(Figure collection entries)

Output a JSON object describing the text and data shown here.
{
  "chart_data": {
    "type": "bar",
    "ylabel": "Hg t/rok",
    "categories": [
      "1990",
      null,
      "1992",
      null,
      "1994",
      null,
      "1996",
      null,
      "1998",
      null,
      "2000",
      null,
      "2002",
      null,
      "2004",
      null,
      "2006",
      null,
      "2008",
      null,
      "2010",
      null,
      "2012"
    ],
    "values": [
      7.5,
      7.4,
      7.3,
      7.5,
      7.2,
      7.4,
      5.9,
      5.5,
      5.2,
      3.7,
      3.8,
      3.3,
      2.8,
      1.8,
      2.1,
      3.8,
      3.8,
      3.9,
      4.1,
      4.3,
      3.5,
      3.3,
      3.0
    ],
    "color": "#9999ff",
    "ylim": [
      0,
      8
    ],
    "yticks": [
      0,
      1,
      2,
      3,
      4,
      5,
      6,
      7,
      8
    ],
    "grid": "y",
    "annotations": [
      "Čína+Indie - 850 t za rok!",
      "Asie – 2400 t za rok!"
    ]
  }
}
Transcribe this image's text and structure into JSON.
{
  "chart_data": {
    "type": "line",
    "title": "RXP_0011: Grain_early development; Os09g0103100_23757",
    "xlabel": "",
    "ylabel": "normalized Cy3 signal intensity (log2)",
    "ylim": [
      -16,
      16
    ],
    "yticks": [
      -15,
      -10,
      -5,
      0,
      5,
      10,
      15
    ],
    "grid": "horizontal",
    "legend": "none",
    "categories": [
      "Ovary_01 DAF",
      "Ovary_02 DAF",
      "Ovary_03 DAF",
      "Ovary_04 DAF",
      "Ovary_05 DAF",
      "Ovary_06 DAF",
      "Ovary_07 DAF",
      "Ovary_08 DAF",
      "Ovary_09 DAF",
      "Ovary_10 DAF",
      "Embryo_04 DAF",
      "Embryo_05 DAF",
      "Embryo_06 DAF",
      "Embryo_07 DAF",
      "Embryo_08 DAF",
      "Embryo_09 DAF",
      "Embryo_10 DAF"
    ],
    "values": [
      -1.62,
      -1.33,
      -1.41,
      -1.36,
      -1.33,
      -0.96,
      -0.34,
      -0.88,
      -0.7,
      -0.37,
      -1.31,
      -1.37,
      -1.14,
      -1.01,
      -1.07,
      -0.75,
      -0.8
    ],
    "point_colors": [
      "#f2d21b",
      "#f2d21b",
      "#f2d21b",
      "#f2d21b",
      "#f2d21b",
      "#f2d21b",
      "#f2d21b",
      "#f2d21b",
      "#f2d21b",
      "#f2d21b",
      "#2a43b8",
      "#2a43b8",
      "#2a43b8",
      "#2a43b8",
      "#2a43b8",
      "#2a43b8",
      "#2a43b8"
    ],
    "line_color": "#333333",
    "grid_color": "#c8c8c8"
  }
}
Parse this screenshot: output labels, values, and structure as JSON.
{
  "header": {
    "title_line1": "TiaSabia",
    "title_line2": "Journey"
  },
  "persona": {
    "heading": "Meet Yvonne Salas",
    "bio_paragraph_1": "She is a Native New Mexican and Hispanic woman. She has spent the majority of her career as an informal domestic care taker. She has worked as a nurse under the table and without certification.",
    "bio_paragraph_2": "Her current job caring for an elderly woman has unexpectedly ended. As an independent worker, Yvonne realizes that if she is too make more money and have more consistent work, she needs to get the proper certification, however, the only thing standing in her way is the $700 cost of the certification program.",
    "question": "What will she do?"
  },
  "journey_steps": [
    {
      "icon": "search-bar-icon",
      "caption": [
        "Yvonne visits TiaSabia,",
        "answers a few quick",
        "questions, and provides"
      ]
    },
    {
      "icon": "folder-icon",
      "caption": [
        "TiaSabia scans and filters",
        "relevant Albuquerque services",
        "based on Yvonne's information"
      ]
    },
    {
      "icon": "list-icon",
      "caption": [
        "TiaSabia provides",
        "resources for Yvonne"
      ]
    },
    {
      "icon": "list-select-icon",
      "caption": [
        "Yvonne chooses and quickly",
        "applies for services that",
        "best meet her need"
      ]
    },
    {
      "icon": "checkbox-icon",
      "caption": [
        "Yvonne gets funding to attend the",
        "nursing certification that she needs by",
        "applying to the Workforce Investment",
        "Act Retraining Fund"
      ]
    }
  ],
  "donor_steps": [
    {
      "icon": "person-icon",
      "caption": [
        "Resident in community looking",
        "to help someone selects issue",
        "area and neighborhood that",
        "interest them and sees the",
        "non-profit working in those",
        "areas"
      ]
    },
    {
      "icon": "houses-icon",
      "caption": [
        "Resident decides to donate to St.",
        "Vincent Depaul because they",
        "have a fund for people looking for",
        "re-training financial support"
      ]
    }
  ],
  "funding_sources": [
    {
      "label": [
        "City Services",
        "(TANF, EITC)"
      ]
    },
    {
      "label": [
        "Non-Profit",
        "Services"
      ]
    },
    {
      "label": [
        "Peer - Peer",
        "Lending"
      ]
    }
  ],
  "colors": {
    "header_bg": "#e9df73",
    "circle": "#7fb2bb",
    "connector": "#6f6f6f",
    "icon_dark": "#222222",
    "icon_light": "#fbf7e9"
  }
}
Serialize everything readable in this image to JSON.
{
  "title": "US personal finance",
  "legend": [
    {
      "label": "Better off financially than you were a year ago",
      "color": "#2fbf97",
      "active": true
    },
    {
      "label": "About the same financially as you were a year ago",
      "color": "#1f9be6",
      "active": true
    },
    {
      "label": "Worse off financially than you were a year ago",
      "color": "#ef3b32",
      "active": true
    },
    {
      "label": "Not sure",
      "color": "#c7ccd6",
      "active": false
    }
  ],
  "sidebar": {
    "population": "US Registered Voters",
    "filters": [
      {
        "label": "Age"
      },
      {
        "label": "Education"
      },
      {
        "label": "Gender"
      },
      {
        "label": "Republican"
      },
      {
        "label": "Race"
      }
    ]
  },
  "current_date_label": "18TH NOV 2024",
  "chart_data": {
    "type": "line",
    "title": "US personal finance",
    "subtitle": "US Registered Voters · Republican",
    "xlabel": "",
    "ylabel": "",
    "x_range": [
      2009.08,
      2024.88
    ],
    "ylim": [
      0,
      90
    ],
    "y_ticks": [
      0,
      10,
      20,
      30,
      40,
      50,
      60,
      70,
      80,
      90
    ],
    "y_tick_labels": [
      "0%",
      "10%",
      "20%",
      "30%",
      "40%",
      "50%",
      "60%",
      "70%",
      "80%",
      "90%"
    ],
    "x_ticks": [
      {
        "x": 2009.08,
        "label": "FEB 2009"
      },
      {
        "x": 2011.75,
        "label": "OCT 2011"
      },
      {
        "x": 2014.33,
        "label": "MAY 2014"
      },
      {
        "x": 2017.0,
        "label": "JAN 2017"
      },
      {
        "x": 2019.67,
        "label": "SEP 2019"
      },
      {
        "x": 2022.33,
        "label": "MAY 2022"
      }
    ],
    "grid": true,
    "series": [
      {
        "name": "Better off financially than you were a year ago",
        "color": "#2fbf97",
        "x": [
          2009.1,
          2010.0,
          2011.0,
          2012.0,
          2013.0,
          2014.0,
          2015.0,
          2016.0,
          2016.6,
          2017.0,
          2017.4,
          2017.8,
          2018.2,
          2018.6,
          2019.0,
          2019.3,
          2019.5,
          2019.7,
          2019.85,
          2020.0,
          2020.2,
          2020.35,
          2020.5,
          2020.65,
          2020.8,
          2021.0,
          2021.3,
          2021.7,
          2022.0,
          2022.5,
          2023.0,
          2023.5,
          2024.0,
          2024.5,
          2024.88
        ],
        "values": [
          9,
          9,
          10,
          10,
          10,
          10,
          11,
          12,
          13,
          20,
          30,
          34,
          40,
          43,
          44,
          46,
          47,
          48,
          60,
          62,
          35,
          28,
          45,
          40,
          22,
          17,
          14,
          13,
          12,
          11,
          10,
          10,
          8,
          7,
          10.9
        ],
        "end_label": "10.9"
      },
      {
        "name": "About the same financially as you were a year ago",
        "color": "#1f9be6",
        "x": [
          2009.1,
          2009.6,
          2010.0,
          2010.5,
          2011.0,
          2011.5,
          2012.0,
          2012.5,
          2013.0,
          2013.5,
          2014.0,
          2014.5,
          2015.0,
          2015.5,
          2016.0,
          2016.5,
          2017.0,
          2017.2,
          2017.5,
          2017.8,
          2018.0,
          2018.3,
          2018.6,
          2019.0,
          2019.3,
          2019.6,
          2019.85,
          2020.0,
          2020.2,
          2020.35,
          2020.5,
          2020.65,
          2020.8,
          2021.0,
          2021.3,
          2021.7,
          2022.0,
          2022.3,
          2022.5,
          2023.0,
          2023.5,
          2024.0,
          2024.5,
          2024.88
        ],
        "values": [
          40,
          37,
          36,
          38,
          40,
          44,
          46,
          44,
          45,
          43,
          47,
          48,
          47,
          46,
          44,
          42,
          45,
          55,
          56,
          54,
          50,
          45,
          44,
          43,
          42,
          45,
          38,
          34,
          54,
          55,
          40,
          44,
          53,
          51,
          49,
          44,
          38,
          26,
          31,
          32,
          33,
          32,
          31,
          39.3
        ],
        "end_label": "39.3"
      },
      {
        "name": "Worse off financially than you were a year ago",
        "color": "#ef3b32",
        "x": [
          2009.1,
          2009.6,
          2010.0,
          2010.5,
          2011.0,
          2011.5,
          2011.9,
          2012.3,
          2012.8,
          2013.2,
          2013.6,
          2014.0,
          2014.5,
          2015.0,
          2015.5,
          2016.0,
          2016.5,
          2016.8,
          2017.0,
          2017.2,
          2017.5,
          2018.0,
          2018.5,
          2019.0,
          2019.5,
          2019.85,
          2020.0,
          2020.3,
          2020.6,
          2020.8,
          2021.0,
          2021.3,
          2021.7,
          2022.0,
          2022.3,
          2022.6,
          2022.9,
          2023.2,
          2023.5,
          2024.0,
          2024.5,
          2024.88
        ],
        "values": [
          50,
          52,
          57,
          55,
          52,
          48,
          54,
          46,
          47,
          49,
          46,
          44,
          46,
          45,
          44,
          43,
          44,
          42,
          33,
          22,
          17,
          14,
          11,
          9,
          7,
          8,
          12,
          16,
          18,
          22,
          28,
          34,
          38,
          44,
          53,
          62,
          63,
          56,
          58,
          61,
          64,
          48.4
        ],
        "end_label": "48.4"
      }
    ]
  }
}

▶ [SET TASK]
Work out how many lines of the data above contain the string "JSON" and give the number alone.

▶ [RESPONSE]
4